STATED TASK: From the entries below, list each line with "colours".

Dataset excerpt
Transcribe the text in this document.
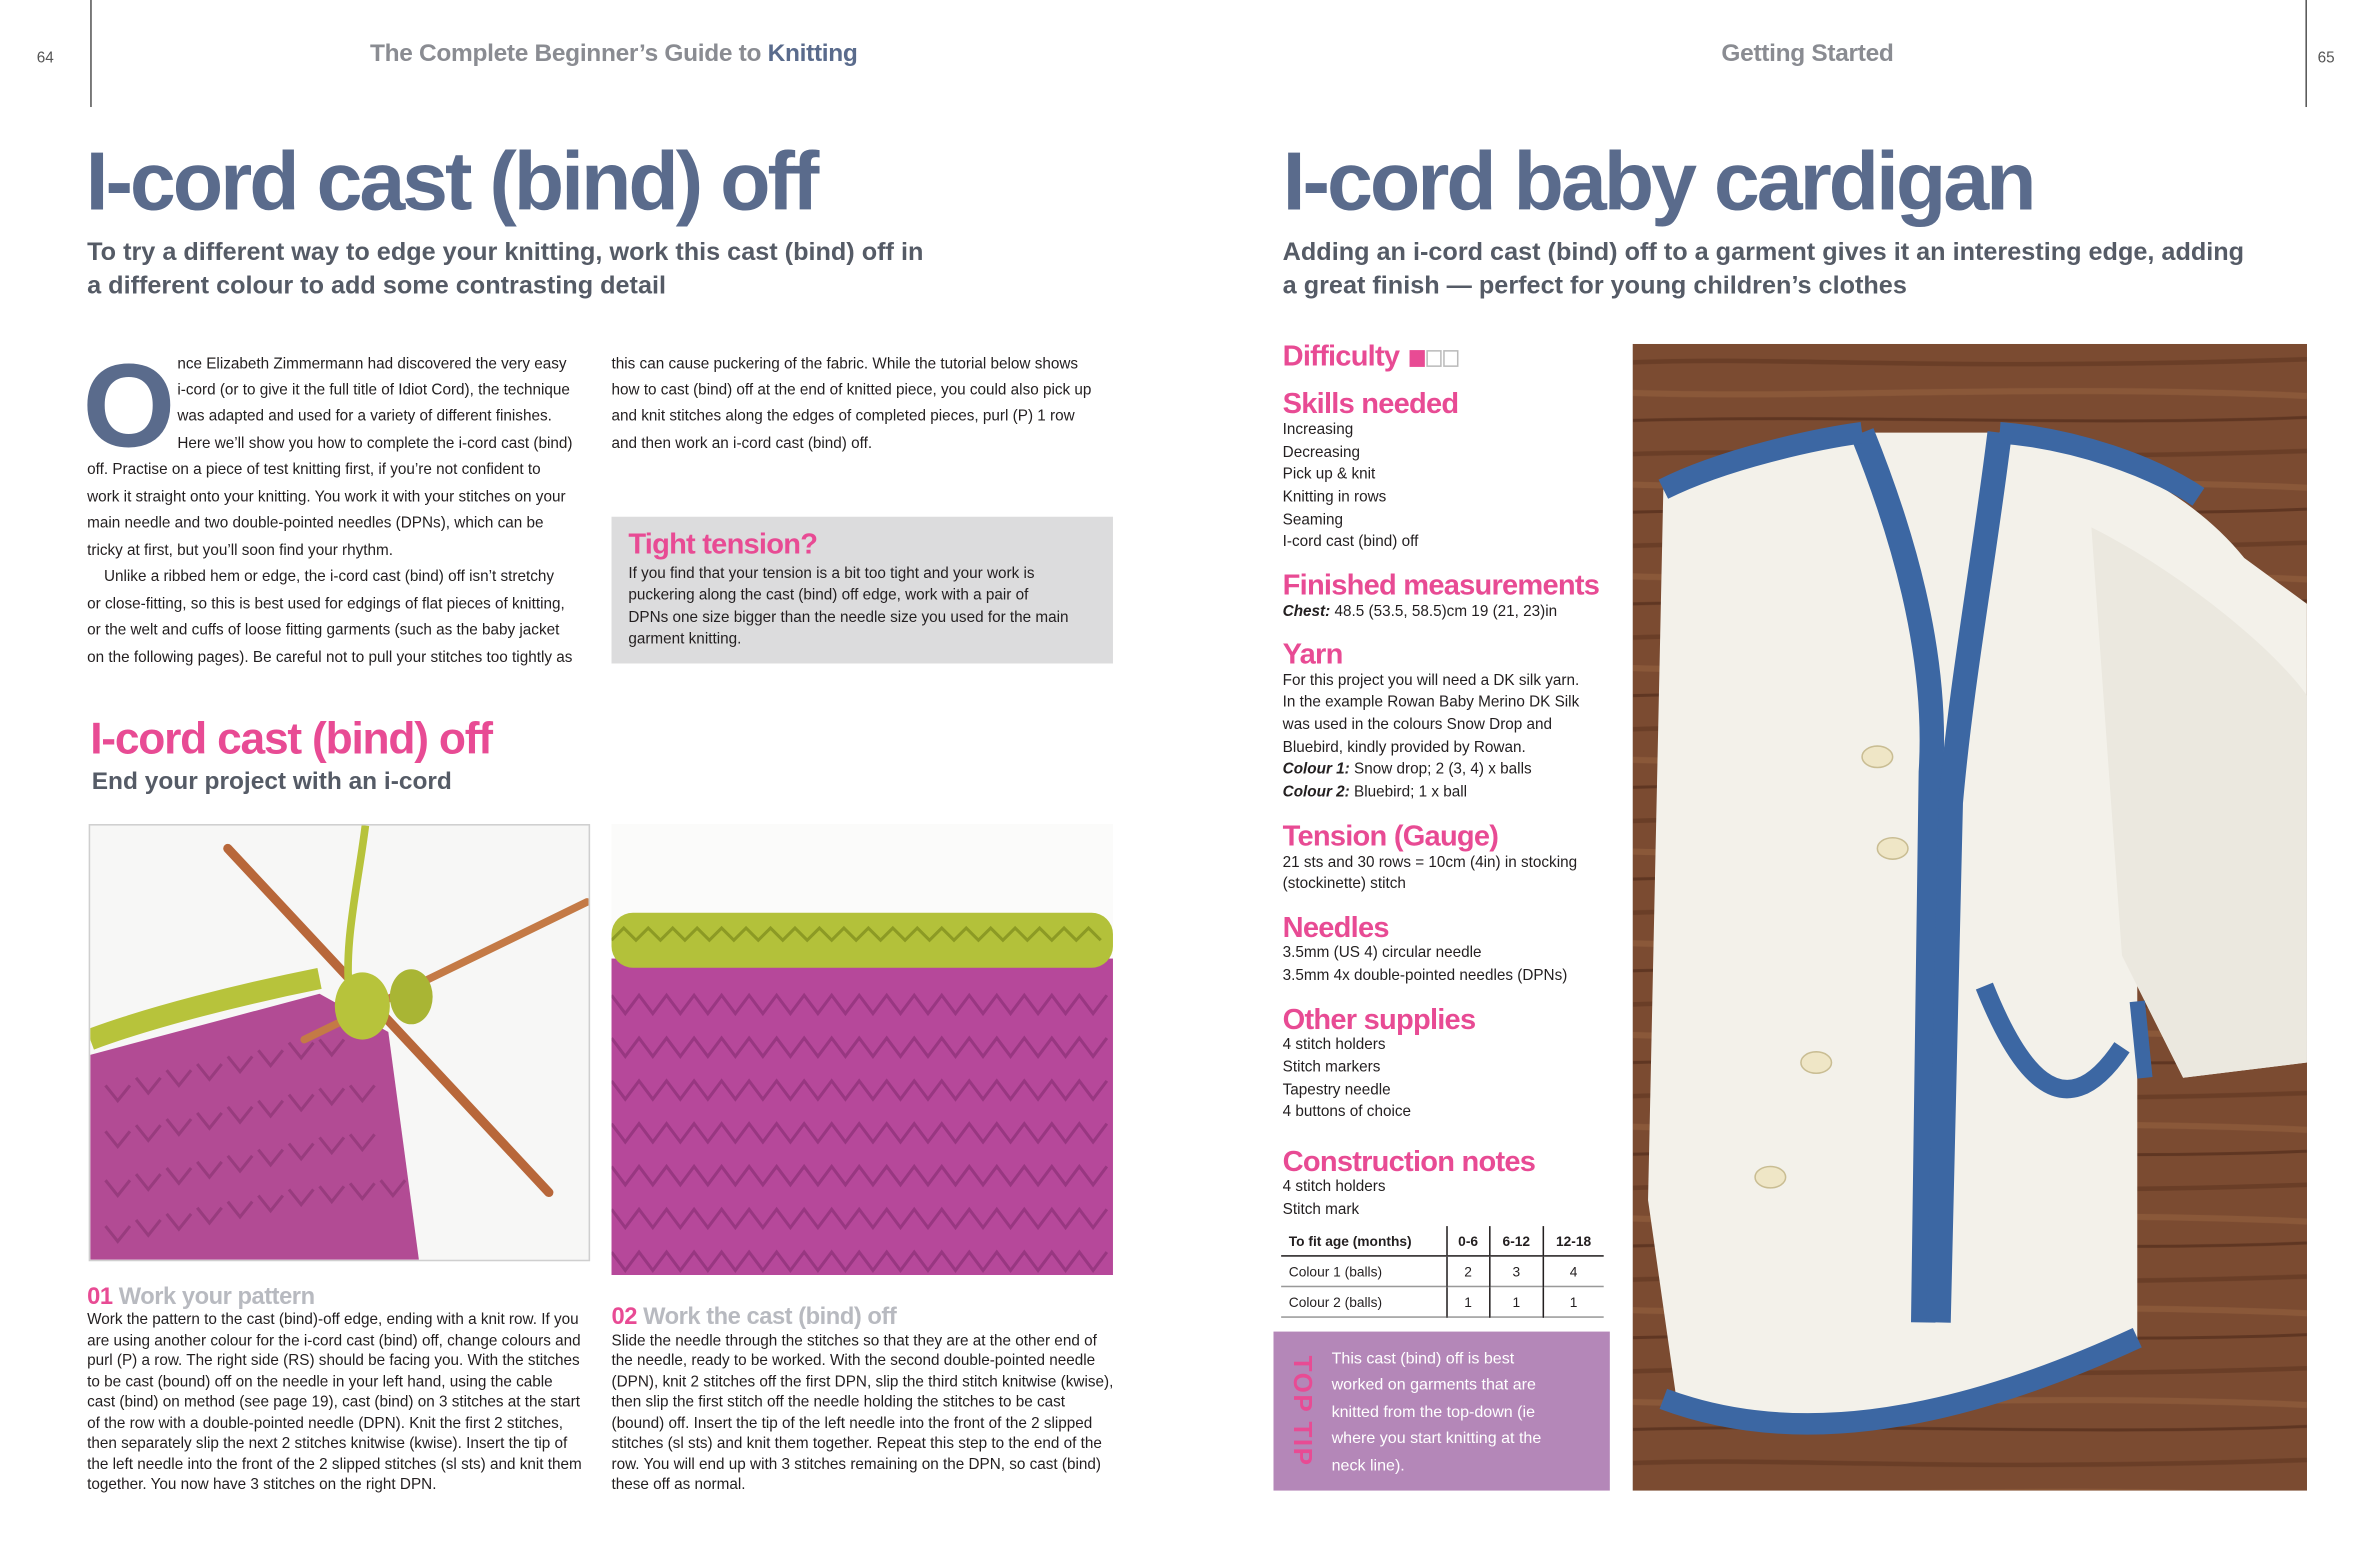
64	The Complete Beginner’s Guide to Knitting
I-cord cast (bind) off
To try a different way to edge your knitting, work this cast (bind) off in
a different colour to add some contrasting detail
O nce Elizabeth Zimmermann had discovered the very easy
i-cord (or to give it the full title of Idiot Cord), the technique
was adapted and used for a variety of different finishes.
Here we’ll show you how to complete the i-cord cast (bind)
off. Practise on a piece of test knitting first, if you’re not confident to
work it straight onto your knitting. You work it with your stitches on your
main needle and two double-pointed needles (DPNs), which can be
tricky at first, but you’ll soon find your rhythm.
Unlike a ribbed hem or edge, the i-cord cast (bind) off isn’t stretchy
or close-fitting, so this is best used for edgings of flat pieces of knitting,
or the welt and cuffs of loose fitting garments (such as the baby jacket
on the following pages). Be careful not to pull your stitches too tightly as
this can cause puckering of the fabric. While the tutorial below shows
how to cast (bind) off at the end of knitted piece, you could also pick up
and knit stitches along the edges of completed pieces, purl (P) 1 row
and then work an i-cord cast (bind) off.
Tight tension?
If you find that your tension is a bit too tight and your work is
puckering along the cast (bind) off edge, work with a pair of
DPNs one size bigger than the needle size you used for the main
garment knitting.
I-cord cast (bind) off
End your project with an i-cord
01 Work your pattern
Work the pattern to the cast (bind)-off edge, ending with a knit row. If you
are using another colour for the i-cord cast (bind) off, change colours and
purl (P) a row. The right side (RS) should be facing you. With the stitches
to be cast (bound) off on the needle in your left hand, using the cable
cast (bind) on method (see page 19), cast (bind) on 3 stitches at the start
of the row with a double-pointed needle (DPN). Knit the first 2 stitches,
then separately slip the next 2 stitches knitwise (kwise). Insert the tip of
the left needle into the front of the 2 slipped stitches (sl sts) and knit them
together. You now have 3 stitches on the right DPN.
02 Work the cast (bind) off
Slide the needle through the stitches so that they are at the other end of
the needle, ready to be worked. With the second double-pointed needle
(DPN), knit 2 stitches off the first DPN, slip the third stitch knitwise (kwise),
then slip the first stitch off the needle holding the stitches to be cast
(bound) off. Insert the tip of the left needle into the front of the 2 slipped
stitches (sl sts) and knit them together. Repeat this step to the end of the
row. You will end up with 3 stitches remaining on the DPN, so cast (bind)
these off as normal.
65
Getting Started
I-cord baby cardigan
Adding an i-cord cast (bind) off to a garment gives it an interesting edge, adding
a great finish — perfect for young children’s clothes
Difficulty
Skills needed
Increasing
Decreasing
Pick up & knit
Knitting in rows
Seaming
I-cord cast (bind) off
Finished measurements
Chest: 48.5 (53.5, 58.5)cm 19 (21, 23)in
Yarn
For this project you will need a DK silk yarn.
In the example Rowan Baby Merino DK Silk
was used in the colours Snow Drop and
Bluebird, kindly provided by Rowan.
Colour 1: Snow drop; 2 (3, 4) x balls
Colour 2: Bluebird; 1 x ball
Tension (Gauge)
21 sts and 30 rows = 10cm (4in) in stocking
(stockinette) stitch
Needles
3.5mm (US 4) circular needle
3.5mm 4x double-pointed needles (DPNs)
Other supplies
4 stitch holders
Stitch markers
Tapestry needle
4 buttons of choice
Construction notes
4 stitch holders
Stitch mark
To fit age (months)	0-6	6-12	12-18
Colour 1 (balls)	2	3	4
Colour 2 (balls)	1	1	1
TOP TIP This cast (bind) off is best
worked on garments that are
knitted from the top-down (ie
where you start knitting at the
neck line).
* * *
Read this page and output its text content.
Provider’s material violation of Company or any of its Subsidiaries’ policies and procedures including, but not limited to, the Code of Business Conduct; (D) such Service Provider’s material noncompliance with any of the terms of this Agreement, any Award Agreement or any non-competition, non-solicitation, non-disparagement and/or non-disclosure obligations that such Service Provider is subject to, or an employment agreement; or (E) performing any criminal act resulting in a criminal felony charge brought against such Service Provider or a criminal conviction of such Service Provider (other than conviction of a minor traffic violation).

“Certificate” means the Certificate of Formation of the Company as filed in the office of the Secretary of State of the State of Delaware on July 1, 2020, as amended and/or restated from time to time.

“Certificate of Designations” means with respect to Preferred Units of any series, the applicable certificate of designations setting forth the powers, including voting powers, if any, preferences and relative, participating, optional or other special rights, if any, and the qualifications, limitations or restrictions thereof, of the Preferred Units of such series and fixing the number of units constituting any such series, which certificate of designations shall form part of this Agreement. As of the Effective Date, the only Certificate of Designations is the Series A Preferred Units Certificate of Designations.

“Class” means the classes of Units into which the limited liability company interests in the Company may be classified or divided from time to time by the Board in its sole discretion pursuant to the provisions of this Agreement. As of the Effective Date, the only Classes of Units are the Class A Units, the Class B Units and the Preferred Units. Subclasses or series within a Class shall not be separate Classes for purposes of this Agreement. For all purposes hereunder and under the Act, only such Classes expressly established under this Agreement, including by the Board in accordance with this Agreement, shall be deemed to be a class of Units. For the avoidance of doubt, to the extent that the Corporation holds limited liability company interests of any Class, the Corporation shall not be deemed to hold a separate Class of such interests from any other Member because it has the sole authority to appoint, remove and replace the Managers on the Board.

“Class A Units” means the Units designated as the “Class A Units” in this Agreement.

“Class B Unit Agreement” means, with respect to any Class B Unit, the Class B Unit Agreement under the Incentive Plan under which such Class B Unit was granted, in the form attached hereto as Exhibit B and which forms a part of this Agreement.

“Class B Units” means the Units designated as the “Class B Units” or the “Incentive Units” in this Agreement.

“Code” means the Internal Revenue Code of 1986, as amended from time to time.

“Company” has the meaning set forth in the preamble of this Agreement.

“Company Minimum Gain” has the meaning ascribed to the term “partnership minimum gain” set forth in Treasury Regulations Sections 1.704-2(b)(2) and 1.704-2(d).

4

RESULT FOR THIS EXERCISE:
are using another colour for the i-cord cast (bind) off, change colours and
was used in the colours Snow Drop and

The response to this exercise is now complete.